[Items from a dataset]
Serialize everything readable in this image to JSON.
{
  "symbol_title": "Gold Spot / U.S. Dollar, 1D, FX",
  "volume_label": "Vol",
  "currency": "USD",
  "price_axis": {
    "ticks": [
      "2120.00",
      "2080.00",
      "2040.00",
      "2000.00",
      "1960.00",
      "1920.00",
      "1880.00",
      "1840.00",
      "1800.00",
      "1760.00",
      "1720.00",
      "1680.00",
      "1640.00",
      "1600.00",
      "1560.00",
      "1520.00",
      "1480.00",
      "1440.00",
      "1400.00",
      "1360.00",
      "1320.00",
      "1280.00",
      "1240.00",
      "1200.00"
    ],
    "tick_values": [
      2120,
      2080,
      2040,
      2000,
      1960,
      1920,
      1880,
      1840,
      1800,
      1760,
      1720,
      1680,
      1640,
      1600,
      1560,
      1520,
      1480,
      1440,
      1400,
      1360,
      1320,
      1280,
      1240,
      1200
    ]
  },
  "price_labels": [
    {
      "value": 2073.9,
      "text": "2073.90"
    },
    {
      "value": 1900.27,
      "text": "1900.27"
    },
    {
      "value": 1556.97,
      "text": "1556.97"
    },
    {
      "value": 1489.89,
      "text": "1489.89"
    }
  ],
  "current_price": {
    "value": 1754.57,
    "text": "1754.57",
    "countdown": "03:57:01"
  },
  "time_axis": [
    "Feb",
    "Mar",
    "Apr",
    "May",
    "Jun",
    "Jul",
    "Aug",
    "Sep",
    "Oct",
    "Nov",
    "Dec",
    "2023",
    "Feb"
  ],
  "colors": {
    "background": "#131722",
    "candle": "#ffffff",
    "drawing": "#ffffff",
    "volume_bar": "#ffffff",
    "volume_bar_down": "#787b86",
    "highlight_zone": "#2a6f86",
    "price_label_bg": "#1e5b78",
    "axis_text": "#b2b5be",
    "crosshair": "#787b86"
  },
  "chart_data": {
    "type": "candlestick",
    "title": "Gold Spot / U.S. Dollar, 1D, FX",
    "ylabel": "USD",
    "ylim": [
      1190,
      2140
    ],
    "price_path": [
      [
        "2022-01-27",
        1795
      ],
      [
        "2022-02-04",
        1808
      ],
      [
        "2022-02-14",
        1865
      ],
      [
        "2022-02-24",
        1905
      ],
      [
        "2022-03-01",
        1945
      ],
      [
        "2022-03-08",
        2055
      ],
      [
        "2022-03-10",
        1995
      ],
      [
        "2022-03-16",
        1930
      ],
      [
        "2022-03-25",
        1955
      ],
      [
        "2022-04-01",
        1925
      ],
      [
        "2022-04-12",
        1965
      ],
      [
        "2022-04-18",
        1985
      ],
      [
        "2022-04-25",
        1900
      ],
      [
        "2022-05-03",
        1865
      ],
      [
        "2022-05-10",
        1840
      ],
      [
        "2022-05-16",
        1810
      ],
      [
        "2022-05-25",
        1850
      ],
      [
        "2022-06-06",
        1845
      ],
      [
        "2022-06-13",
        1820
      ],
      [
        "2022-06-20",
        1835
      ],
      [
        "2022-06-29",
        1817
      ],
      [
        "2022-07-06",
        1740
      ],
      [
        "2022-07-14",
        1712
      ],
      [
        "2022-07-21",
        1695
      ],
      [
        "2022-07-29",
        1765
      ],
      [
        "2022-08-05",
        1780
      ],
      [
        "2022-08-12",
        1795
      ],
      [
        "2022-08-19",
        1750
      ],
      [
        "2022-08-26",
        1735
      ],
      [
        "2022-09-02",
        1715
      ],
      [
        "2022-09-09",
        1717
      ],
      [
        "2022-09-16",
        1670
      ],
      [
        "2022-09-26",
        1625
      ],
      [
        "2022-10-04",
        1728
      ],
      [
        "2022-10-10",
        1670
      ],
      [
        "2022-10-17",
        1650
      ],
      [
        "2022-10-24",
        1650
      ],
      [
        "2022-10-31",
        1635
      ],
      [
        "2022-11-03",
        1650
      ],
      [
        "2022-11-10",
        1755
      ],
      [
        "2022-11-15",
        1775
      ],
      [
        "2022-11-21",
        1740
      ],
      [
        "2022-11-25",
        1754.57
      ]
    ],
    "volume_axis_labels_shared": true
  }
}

> TASK DIRECTIONS: Each line above must be printed exactly as it appears.

> RESULT:
Serialize everything readable in this image to JSON.
{
  "symbol_title": "Gold Spot / U.S. Dollar, 1D, FX",
  "volume_label": "Vol",
  "currency": "USD",
  "price_axis": {
    "ticks": [
      "2120.00",
      "2080.00",
      "2040.00",
      "2000.00",
      "1960.00",
      "1920.00",
      "1880.00",
      "1840.00",
      "1800.00",
      "1760.00",
      "1720.00",
      "1680.00",
      "1640.00",
      "1600.00",
      "1560.00",
      "1520.00",
      "1480.00",
      "1440.00",
      "1400.00",
      "1360.00",
      "1320.00",
      "1280.00",
      "1240.00",
      "1200.00"
    ],
    "tick_values": [
      2120,
      2080,
      2040,
      2000,
      1960,
      1920,
      1880,
      1840,
      1800,
      1760,
      1720,
      1680,
      1640,
      1600,
      1560,
      1520,
      1480,
      1440,
      1400,
      1360,
      1320,
      1280,
      1240,
      1200
    ]
  },
  "price_labels": [
    {
      "value": 2073.9,
      "text": "2073.90"
    },
    {
      "value": 1900.27,
      "text": "1900.27"
    },
    {
      "value": 1556.97,
      "text": "1556.97"
    },
    {
      "value": 1489.89,
      "text": "1489.89"
    }
  ],
  "current_price": {
    "value": 1754.57,
    "text": "1754.57",
    "countdown": "03:57:01"
  },
  "time_axis": [
    "Feb",
    "Mar",
    "Apr",
    "May",
    "Jun",
    "Jul",
    "Aug",
    "Sep",
    "Oct",
    "Nov",
    "Dec",
    "2023",
    "Feb"
  ],
  "colors": {
    "background": "#131722",
    "candle": "#ffffff",
    "drawing": "#ffffff",
    "volume_bar": "#ffffff",
    "volume_bar_down": "#787b86",
    "highlight_zone": "#2a6f86",
    "price_label_bg": "#1e5b78",
    "axis_text": "#b2b5be",
    "crosshair": "#787b86"
  },
  "chart_data": {
    "type": "candlestick",
    "title": "Gold Spot / U.S. Dollar, 1D, FX",
    "ylabel": "USD",
    "ylim": [
      1190,
      2140
    ],
    "price_path": [
      [
        "2022-01-27",
        1795
      ],
      [
        "2022-02-04",
        1808
      ],
      [
        "2022-02-14",
        1865
      ],
      [
        "2022-02-24",
        1905
      ],
      [
        "2022-03-01",
        1945
      ],
      [
        "2022-03-08",
        2055
      ],
      [
        "2022-03-10",
        1995
      ],
      [
        "2022-03-16",
        1930
      ],
      [
        "2022-03-25",
        1955
      ],
      [
        "2022-04-01",
        1925
      ],
      [
        "2022-04-12",
        1965
      ],
      [
        "2022-04-18",
        1985
      ],
      [
        "2022-04-25",
        1900
      ],
      [
        "2022-05-03",
        1865
      ],
      [
        "2022-05-10",
        1840
      ],
      [
        "2022-05-16",
        1810
      ],
      [
        "2022-05-25",
        1850
      ],
      [
        "2022-06-06",
        1845
      ],
      [
        "2022-06-13",
        1820
      ],
      [
        "2022-06-20",
        1835
      ],
      [
        "2022-06-29",
        1817
      ],
      [
        "2022-07-06",
        1740
      ],
      [
        "2022-07-14",
        1712
      ],
      [
        "2022-07-21",
        1695
      ],
      [
        "2022-07-29",
        1765
      ],
      [
        "2022-08-05",
        1780
      ],
      [
        "2022-08-12",
        1795
      ],
      [
        "2022-08-19",
        1750
      ],
      [
        "2022-08-26",
        1735
      ],
      [
        "2022-09-02",
        1715
      ],
      [
        "2022-09-09",
        1717
      ],
      [
        "2022-09-16",
        1670
      ],
      [
        "2022-09-26",
        1625
      ],
      [
        "2022-10-04",
        1728
      ],
      [
        "2022-10-10",
        1670
      ],
      [
        "2022-10-17",
        1650
      ],
      [
        "2022-10-24",
        1650
      ],
      [
        "2022-10-31",
        1635
      ],
      [
        "2022-11-03",
        1650
      ],
      [
        "2022-11-10",
        1755
      ],
      [
        "2022-11-15",
        1775
      ],
      [
        "2022-11-21",
        1740
      ],
      [
        "2022-11-25",
        1754.57
      ]
    ],
    "volume_axis_labels_shared": true
  }
}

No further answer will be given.